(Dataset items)
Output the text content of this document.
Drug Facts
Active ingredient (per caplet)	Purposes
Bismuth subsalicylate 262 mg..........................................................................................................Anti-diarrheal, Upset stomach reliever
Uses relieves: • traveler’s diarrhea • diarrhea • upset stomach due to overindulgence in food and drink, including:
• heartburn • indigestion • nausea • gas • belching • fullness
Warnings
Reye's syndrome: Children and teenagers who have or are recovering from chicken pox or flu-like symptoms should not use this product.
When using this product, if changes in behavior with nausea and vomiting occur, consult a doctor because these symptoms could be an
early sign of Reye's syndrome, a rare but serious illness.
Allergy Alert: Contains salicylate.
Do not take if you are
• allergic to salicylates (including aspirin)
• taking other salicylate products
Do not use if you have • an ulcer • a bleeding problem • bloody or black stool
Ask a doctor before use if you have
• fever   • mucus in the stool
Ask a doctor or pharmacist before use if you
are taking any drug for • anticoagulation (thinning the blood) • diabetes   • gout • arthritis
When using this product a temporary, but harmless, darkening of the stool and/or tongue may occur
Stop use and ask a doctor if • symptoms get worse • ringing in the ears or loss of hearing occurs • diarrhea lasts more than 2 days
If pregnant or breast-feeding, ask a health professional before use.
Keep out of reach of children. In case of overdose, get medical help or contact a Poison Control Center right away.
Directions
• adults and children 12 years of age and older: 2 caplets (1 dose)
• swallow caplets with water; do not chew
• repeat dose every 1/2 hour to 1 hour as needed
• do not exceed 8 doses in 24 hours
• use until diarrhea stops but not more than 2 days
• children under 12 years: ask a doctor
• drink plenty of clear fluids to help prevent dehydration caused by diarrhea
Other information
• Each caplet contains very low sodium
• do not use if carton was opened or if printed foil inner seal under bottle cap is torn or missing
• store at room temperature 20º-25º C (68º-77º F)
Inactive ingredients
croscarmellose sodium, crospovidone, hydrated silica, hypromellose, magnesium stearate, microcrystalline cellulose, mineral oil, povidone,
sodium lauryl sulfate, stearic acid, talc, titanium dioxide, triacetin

WHAT TO WORK ON: Set down all of the data above, word for word.

ANSWER:
Output the text content of this document.
Drug Facts
Active ingredient (per caplet)	Purposes
Bismuth subsalicylate 262 mg..........................................................................................................Anti-diarrheal, Upset stomach reliever
Uses relieves: • traveler’s diarrhea • diarrhea • upset stomach due to overindulgence in food and drink, including:
• heartburn • indigestion • nausea • gas • belching • fullness
Warnings
Reye's syndrome: Children and teenagers who have or are recovering from chicken pox or flu-like symptoms should not use this product.
When using this product, if changes in behavior with nausea and vomiting occur, consult a doctor because these symptoms could be an
early sign of Reye's syndrome, a rare but serious illness.
Allergy Alert: Contains salicylate.
Do not take if you are
• allergic to salicylates (including aspirin)
• taking other salicylate products
Do not use if you have • an ulcer • a bleeding problem • bloody or black stool
Ask a doctor before use if you have
• fever   • mucus in the stool
Ask a doctor or pharmacist before use if you
are taking any drug for • anticoagulation (thinning the blood) • diabetes   • gout • arthritis
When using this product a temporary, but harmless, darkening of the stool and/or tongue may occur
Stop use and ask a doctor if • symptoms get worse • ringing in the ears or loss of hearing occurs • diarrhea lasts more than 2 days
If pregnant or breast-feeding, ask a health professional before use.
Keep out of reach of children. In case of overdose, get medical help or contact a Poison Control Center right away.
Directions
• adults and children 12 years of age and older: 2 caplets (1 dose)
• swallow caplets with water; do not chew
• repeat dose every 1/2 hour to 1 hour as needed
• do not exceed 8 doses in 24 hours
• use until diarrhea stops but not more than 2 days
• children under 12 years: ask a doctor
• drink plenty of clear fluids to help prevent dehydration caused by diarrhea
Other information
• Each caplet contains very low sodium
• do not use if carton was opened or if printed foil inner seal under bottle cap is torn or missing
• store at room temperature 20º-25º C (68º-77º F)
Inactive ingredients
croscarmellose sodium, crospovidone, hydrated silica, hypromellose, magnesium stearate, microcrystalline cellulose, mineral oil, povidone,
sodium lauryl sulfate, stearic acid, talc, titanium dioxide, triacetin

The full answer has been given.